[Part of a data file]

·····

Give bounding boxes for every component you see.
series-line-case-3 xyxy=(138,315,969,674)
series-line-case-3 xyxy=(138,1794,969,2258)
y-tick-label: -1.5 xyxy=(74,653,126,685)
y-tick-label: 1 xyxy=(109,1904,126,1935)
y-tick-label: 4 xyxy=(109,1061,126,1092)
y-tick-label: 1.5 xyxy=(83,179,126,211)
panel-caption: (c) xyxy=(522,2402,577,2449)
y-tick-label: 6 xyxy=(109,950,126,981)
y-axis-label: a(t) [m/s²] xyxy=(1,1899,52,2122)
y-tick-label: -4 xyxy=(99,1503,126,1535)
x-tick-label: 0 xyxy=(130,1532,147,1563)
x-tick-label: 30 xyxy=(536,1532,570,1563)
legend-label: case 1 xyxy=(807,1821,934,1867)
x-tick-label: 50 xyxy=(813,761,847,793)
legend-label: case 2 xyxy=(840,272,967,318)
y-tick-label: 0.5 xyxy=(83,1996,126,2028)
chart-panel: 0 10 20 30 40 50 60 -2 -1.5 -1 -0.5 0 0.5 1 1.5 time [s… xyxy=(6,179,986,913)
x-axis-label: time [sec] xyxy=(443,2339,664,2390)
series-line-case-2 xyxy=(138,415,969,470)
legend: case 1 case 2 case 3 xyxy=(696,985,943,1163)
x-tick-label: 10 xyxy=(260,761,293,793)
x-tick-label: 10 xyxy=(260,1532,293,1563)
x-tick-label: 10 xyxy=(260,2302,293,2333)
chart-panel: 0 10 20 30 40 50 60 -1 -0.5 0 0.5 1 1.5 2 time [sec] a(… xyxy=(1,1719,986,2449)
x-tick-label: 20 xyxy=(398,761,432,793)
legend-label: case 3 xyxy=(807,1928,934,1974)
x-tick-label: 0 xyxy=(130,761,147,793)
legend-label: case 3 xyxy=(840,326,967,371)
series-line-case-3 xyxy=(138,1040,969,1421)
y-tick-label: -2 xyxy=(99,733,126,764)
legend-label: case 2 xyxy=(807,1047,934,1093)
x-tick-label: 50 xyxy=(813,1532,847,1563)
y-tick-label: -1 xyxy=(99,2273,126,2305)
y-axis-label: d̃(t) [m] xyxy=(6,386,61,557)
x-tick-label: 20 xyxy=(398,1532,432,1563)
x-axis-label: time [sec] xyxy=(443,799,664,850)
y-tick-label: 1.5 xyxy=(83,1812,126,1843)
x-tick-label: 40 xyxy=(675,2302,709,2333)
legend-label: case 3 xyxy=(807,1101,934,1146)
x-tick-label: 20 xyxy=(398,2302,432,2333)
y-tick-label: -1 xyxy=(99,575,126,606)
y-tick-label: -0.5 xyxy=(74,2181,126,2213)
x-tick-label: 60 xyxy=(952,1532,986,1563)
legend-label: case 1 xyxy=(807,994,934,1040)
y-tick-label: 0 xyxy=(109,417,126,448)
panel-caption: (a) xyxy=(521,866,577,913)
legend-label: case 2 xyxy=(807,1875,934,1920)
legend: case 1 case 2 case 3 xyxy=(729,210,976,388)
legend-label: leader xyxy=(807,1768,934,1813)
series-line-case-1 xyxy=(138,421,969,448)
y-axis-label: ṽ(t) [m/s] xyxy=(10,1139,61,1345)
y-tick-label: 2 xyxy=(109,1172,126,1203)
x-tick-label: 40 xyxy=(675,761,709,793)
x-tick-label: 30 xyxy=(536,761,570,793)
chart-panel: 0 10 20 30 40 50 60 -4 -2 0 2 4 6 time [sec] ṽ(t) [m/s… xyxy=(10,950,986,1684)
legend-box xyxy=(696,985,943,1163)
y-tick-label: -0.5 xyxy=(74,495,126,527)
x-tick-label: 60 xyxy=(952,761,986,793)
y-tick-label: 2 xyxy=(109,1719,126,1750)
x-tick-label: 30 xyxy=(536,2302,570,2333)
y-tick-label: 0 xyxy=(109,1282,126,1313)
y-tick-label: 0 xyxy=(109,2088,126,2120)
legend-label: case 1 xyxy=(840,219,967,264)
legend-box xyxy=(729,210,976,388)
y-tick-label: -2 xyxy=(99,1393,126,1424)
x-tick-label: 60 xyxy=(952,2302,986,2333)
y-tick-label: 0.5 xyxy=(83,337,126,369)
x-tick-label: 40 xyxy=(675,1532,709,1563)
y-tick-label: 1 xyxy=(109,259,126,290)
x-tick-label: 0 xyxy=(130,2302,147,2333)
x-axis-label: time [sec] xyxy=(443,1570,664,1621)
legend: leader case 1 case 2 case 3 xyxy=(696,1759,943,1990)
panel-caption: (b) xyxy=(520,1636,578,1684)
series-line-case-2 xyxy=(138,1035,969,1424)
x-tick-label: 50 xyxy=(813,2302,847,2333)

·····

WHAT IS EXPECTED — Count the lines of the listing that contain the string "time", with case treated as significant. Give only the number.

THE SOLUTION — 6